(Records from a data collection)
§

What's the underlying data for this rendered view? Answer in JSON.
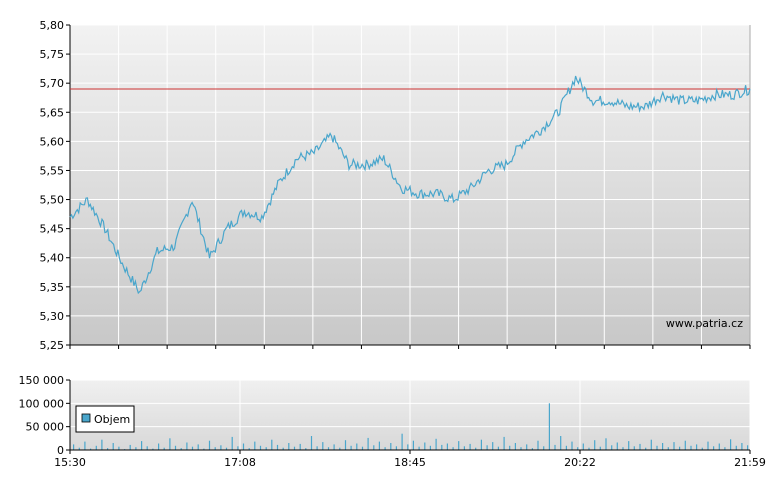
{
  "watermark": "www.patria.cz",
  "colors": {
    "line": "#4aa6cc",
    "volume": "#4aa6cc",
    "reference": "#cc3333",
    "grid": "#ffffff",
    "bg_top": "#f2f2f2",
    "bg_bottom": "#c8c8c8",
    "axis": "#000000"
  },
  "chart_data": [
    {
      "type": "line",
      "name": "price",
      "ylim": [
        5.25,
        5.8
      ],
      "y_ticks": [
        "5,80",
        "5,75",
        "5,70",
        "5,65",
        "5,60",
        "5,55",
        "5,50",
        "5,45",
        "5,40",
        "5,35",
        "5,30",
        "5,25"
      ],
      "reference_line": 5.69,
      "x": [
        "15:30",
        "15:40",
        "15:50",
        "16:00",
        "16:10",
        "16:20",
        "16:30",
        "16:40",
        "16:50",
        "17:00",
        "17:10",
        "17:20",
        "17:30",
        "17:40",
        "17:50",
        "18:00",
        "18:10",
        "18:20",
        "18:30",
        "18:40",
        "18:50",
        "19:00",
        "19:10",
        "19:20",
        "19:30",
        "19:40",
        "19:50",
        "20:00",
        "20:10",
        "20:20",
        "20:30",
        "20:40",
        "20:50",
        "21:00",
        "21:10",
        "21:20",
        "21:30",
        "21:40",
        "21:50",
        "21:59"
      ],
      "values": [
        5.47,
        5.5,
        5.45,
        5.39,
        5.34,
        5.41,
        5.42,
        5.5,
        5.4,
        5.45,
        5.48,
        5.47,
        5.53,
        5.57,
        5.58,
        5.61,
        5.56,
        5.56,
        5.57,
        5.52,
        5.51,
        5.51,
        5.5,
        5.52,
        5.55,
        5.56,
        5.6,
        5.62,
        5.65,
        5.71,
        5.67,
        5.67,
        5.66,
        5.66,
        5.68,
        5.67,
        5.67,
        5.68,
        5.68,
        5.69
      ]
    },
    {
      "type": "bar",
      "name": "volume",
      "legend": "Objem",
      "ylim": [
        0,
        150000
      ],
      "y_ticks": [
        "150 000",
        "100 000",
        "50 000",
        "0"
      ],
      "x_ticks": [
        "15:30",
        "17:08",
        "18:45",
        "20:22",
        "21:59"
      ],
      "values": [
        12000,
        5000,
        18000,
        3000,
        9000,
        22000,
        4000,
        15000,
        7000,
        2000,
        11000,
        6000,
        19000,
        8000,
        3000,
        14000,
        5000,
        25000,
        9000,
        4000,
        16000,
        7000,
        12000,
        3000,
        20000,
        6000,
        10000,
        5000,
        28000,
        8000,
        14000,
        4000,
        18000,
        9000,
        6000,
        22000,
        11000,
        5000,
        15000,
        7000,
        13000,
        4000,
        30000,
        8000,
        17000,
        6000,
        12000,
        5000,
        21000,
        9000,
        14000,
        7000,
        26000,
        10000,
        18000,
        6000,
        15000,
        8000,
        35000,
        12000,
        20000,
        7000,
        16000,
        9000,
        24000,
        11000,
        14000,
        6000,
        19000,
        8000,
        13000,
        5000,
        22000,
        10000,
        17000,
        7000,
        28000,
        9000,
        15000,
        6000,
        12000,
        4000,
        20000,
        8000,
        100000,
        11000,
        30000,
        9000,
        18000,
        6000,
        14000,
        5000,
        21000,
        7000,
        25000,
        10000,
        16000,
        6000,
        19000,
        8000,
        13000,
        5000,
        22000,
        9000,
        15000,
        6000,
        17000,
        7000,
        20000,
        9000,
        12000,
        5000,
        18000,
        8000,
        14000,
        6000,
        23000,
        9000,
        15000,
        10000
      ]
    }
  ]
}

§

Write out all the entries again, word for word, and print no images.

(Response to the task):
What's the underlying data for this rendered view? Answer in JSON.
{
  "watermark": "www.patria.cz",
  "colors": {
    "line": "#4aa6cc",
    "volume": "#4aa6cc",
    "reference": "#cc3333",
    "grid": "#ffffff",
    "bg_top": "#f2f2f2",
    "bg_bottom": "#c8c8c8",
    "axis": "#000000"
  },
  "chart_data": [
    {
      "type": "line",
      "name": "price",
      "ylim": [
        5.25,
        5.8
      ],
      "y_ticks": [
        "5,80",
        "5,75",
        "5,70",
        "5,65",
        "5,60",
        "5,55",
        "5,50",
        "5,45",
        "5,40",
        "5,35",
        "5,30",
        "5,25"
      ],
      "reference_line": 5.69,
      "x": [
        "15:30",
        "15:40",
        "15:50",
        "16:00",
        "16:10",
        "16:20",
        "16:30",
        "16:40",
        "16:50",
        "17:00",
        "17:10",
        "17:20",
        "17:30",
        "17:40",
        "17:50",
        "18:00",
        "18:10",
        "18:20",
        "18:30",
        "18:40",
        "18:50",
        "19:00",
        "19:10",
        "19:20",
        "19:30",
        "19:40",
        "19:50",
        "20:00",
        "20:10",
        "20:20",
        "20:30",
        "20:40",
        "20:50",
        "21:00",
        "21:10",
        "21:20",
        "21:30",
        "21:40",
        "21:50",
        "21:59"
      ],
      "values": [
        5.47,
        5.5,
        5.45,
        5.39,
        5.34,
        5.41,
        5.42,
        5.5,
        5.4,
        5.45,
        5.48,
        5.47,
        5.53,
        5.57,
        5.58,
        5.61,
        5.56,
        5.56,
        5.57,
        5.52,
        5.51,
        5.51,
        5.5,
        5.52,
        5.55,
        5.56,
        5.6,
        5.62,
        5.65,
        5.71,
        5.67,
        5.67,
        5.66,
        5.66,
        5.68,
        5.67,
        5.67,
        5.68,
        5.68,
        5.69
      ]
    },
    {
      "type": "bar",
      "name": "volume",
      "legend": "Objem",
      "ylim": [
        0,
        150000
      ],
      "y_ticks": [
        "150 000",
        "100 000",
        "50 000",
        "0"
      ],
      "x_ticks": [
        "15:30",
        "17:08",
        "18:45",
        "20:22",
        "21:59"
      ],
      "values": [
        12000,
        5000,
        18000,
        3000,
        9000,
        22000,
        4000,
        15000,
        7000,
        2000,
        11000,
        6000,
        19000,
        8000,
        3000,
        14000,
        5000,
        25000,
        9000,
        4000,
        16000,
        7000,
        12000,
        3000,
        20000,
        6000,
        10000,
        5000,
        28000,
        8000,
        14000,
        4000,
        18000,
        9000,
        6000,
        22000,
        11000,
        5000,
        15000,
        7000,
        13000,
        4000,
        30000,
        8000,
        17000,
        6000,
        12000,
        5000,
        21000,
        9000,
        14000,
        7000,
        26000,
        10000,
        18000,
        6000,
        15000,
        8000,
        35000,
        12000,
        20000,
        7000,
        16000,
        9000,
        24000,
        11000,
        14000,
        6000,
        19000,
        8000,
        13000,
        5000,
        22000,
        10000,
        17000,
        7000,
        28000,
        9000,
        15000,
        6000,
        12000,
        4000,
        20000,
        8000,
        100000,
        11000,
        30000,
        9000,
        18000,
        6000,
        14000,
        5000,
        21000,
        7000,
        25000,
        10000,
        16000,
        6000,
        19000,
        8000,
        13000,
        5000,
        22000,
        9000,
        15000,
        6000,
        17000,
        7000,
        20000,
        9000,
        12000,
        5000,
        18000,
        8000,
        14000,
        6000,
        23000,
        9000,
        15000,
        10000
      ]
    }
  ]
}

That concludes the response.